* [Stated goal A] Return every line of the records that contains the string "trendline".

* [Text passage]
+++

The repartition operation demonstrates data redistribution by changing keys from regions to user IDs, then using custom partitioning logic to distribute activities based on user patterns. This ensures related user activities are processed together while optimizing partition utilization.

What the example does:

Demonstrates intelligent data redistribution for user-centric processing:

  • Changes partitioning strategy from region-based to user-based keys
  • Applies custom partitioning logic based on user ID patterns
  • Routes even user numbers (002, 004) to partitions 0-1
  • Routes odd user numbers (001, 003, 005) to partitions 2-3
  • Producer generates activities initially keyed by region for realistic repartitioning scenario

Key Features:

  • Dynamic key transformation from region to user_id
  • Custom partition calculation based on user patterns
  • Guaranteed co-location of activities for the same user
  • Processing metadata tracking for observability
  • Explicit partition count handling (4 partitions total)
  • Fallback to partition 0 for edge cases

Expected Results:

When running this example, you'll see log messages like:

  • "Generated activity: activity_0001 for user user_001 in region south - type: purchase" - Producer creating activities
  • "Changing key from region 'south' to user_id 'user_001'" - Key transformation
  • "Repartitioned activity user_001: Repartitioned by user: user_001 -> user-based partitioning applied" - Successful repartitioning
  • User_001 and user_003 (odd numbers) go to partitions 2-3
  • User_002 and user_004 (even numbers) go to partitions 0-1
  • Activities for the same user are guaranteed to be processed in order

Stateful Aggregation Operations

Stateful aggregation operations maintain state between records to perform calculations like counting, summing, or building custom aggregates based on record keys.

+++

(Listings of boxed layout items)
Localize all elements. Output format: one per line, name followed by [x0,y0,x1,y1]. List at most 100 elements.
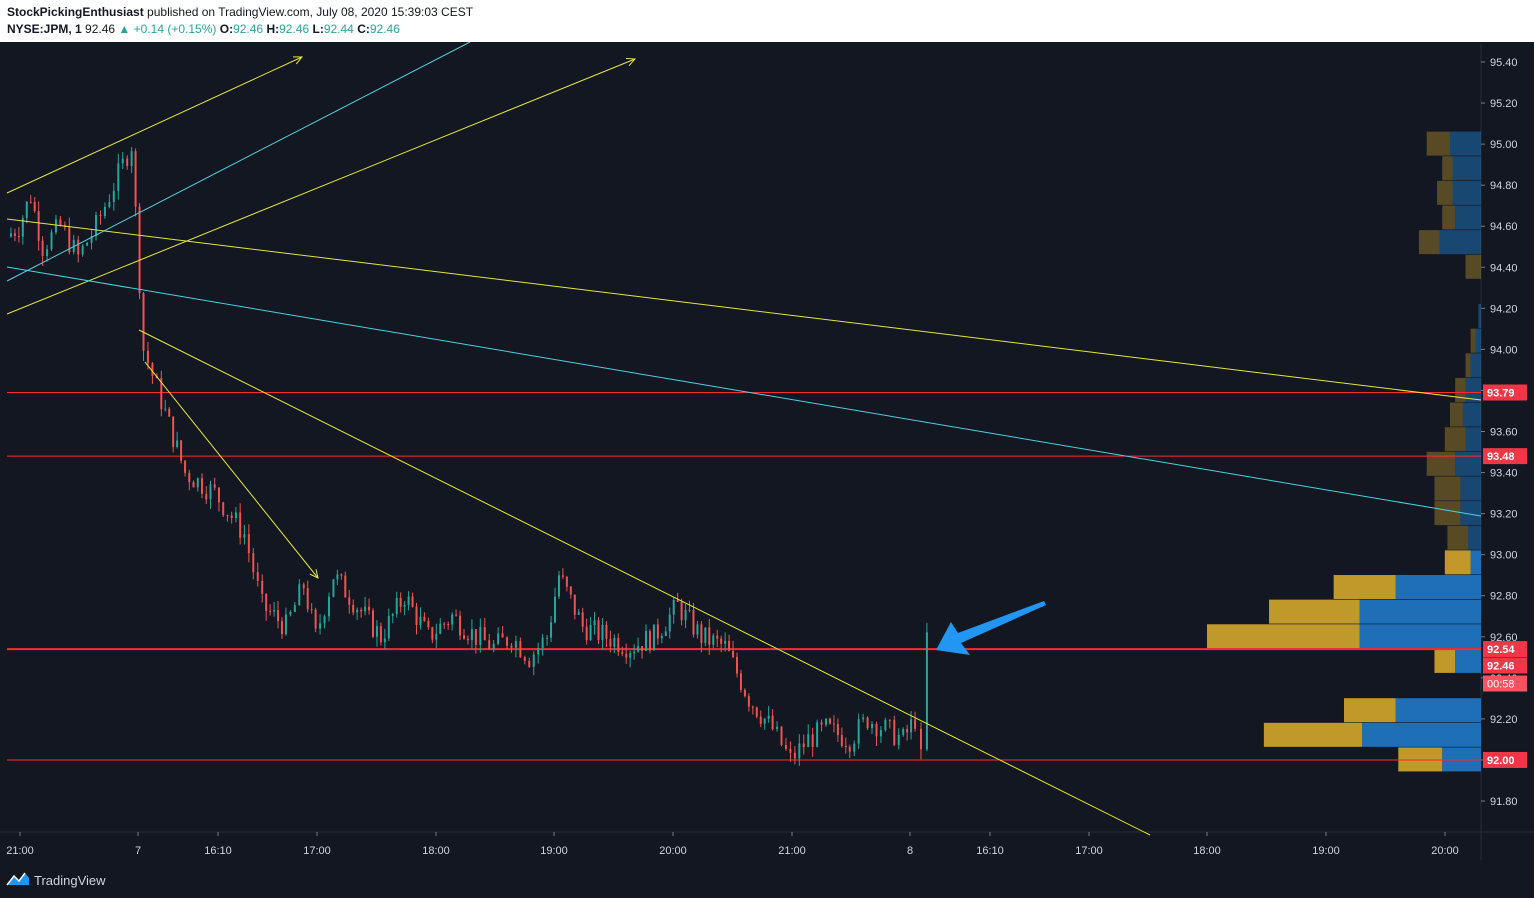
candle-body [168,408,171,417]
candle-body [383,638,386,643]
tradingview-brand[interactable]: TradingView [34,873,106,888]
candle-body [126,158,129,167]
price-tick-label: 94.00 [1490,344,1518,356]
candle-body [435,633,438,640]
last-price-label: 92.46 [1487,661,1515,673]
candle-body [832,723,835,725]
time-tick-label: 18:00 [1193,845,1221,857]
candle-body [811,734,814,747]
candle-body [112,190,115,202]
level-price-label: 93.79 [1487,387,1515,399]
candle-body [585,626,588,641]
volume-profile-down-bar [1465,254,1481,279]
candle-body [37,211,40,241]
candle-body [789,748,792,753]
candle-body [205,493,208,500]
open-value: 92.46 [233,22,264,36]
candle-body [546,637,549,639]
volume-profile-down-bar [1447,525,1469,550]
high-value: 92.46 [279,22,310,36]
time-tick-label: 21:00 [778,845,806,857]
candle-body [793,752,796,759]
candle-body [732,650,735,658]
tradingview-logo-icon[interactable] [6,870,30,888]
candle-body [280,621,283,635]
candle-body [553,596,556,623]
candle-body [565,576,568,587]
candle-body [306,588,309,610]
price-change: +0.14 (+0.15%) [133,22,217,36]
candle-body [348,597,351,605]
candle-body [81,245,84,255]
candle-body [375,626,378,637]
candle-body [184,460,187,473]
candle-body [293,605,296,612]
candle-body [828,718,831,724]
candle-body [95,215,98,237]
volume-profile-down-bar [1444,427,1466,452]
candle-body [676,600,679,602]
candle-body [680,601,683,621]
candle-body [589,624,592,641]
volume-profile-up-bar [1455,451,1481,476]
candle-body [537,648,540,655]
price-tick-label: 93.60 [1490,427,1518,439]
candle-body [54,219,57,233]
candle-body [605,625,608,639]
candle-body [561,575,564,577]
volume-profile-down-bar [1455,377,1466,402]
volume-profile-up-bar [1452,180,1481,205]
volume-profile-down-bar [1444,550,1471,575]
volume-profile-up-bar [1452,156,1481,181]
volume-profile-down-bar [1206,624,1360,649]
level-price-label: 92.54 [1487,644,1515,656]
candle-body [724,640,727,644]
candle-body [601,625,604,641]
candle-body [798,743,801,759]
time-tick-label: 7 [135,845,141,857]
candle-body [593,620,596,625]
candle-body [884,719,887,731]
symbol-label[interactable]: NYSE:JPM, 1 [7,22,82,36]
volume-profile-up-bar [1462,402,1481,427]
volume-profile-down-bar [1470,328,1476,353]
candle-body [332,579,335,597]
volume-profile-up-bar [1439,230,1481,255]
volume-profile-down-bar [1434,648,1456,673]
price-tick-label: 91.80 [1490,796,1518,808]
trendline-main-downtrend [138,329,1151,836]
candle-body [914,719,917,729]
candle-body [134,151,137,207]
candle-body [857,719,860,744]
candle-body [844,745,847,747]
candle-body [340,574,343,576]
candle-body [848,746,851,752]
volume-profile-up-bar [1475,328,1481,353]
candle-body [660,635,663,639]
author-name[interactable]: StockPickingEnthusiast [7,5,144,19]
candle-body [90,236,93,243]
candle-body [767,715,770,719]
candle-body [479,627,482,645]
level-price-badge [1483,384,1527,401]
candle-body [668,614,671,632]
candle-body [692,609,695,635]
candle-body [906,729,909,733]
candle-body [252,553,255,573]
candle-body [716,635,719,639]
candle-body [816,722,819,747]
candle-body [780,726,783,745]
candle-body [86,242,89,246]
trendline-upper-channel [6,56,303,194]
candle-body [138,206,141,294]
price-chart[interactable]: 95.40 95.20 95.00 94.80 94.60 94.40 94.20 94.00… [0,42,1534,862]
candle-body [146,350,149,364]
chart-area[interactable]: 95.40 95.20 95.00 94.80 94.60 94.40 94.20 94.00… [0,42,1534,862]
candle-body [712,635,715,645]
candle-body [573,594,576,615]
candle-body [700,624,703,643]
candle-body [672,600,675,615]
ohlc-legend: NYSE:JPM, 1 92.46 ▲ +0.14 (+0.15%) O:92.… [7,22,400,36]
candle-body [776,726,779,730]
volume-profile-down-bar [1426,451,1456,476]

+++

* [Stated goal B]
Answer these questions about the repartitioning text:
(i) To which partitions are even user numbers routed?
(ii) How many partitions in total does the example handle?
(iii) In which region is activity_0001 for user_001 generated in the sample log message?

* [Worked solution A]
trendline-main-downtrend [138,329,1151,836]
trendline-upper-channel [6,56,303,194]

* [Worked solution B]
(i) Partitions 0-1
(ii) 4 partitions
(iii) South